What you will do:
Search the listing for the word "high" and say how many lines have it, nothing besides.

────

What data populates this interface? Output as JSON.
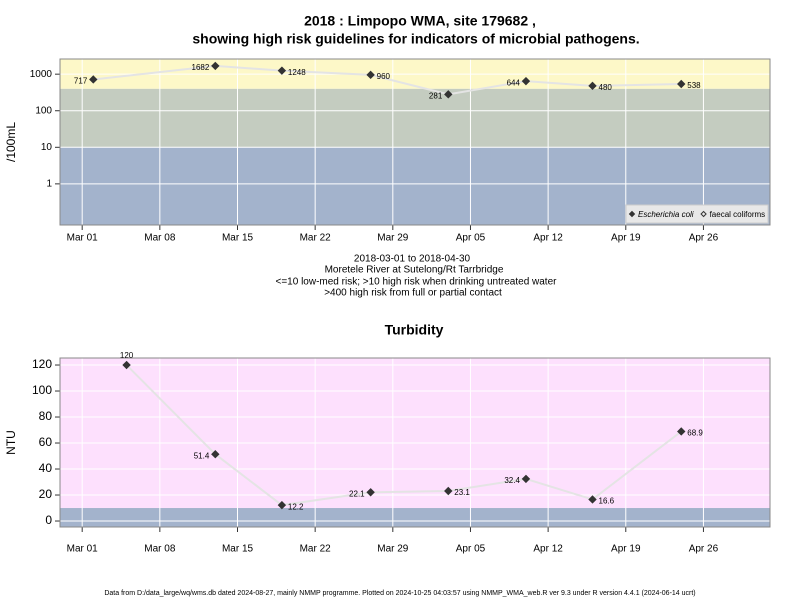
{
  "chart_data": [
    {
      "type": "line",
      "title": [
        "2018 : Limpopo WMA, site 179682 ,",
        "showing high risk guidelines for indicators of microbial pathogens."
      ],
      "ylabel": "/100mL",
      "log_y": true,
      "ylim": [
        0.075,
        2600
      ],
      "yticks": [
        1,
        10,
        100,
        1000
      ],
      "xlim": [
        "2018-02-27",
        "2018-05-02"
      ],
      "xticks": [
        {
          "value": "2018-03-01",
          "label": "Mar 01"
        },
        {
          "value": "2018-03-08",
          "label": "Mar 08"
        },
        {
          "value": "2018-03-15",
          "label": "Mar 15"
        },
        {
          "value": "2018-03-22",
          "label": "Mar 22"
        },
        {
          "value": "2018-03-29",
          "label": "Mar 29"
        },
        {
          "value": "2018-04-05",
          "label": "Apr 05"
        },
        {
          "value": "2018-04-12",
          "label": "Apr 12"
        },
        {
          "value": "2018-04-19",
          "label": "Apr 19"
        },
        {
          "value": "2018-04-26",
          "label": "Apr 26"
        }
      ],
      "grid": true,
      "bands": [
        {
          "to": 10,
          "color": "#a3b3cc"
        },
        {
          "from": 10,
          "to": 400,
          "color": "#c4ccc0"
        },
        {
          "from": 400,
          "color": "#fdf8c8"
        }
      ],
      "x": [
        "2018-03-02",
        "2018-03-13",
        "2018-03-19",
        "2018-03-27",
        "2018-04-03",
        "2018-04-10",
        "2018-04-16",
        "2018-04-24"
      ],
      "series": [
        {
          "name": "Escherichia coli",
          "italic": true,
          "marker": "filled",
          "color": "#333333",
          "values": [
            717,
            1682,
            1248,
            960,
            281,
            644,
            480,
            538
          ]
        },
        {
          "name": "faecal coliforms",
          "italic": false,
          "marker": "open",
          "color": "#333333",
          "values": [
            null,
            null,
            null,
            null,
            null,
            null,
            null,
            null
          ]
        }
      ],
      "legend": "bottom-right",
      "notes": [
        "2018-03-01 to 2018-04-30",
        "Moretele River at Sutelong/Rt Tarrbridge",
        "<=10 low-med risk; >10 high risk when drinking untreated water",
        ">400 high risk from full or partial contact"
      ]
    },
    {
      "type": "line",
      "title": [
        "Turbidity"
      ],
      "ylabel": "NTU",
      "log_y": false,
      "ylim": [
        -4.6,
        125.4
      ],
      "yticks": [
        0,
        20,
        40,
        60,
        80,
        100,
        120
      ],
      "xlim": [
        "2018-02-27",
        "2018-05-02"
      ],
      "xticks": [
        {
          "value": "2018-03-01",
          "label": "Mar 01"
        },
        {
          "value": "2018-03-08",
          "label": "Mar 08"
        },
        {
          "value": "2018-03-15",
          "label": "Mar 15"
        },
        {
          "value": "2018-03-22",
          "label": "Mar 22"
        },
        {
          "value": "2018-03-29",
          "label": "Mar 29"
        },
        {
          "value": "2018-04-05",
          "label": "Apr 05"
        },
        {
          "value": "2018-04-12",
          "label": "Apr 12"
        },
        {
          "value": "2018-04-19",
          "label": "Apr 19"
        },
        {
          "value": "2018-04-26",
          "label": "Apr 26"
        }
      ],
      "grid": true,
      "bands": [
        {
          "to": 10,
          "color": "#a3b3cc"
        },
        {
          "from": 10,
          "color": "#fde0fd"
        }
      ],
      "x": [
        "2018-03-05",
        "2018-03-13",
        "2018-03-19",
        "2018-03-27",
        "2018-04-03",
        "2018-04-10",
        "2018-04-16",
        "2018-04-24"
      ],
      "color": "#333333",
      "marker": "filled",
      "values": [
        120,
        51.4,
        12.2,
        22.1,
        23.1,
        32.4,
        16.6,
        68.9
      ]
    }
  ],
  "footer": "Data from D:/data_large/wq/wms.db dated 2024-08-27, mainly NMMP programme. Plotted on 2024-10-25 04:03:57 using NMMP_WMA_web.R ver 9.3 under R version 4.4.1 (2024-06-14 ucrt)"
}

────

Result of the exercise:
3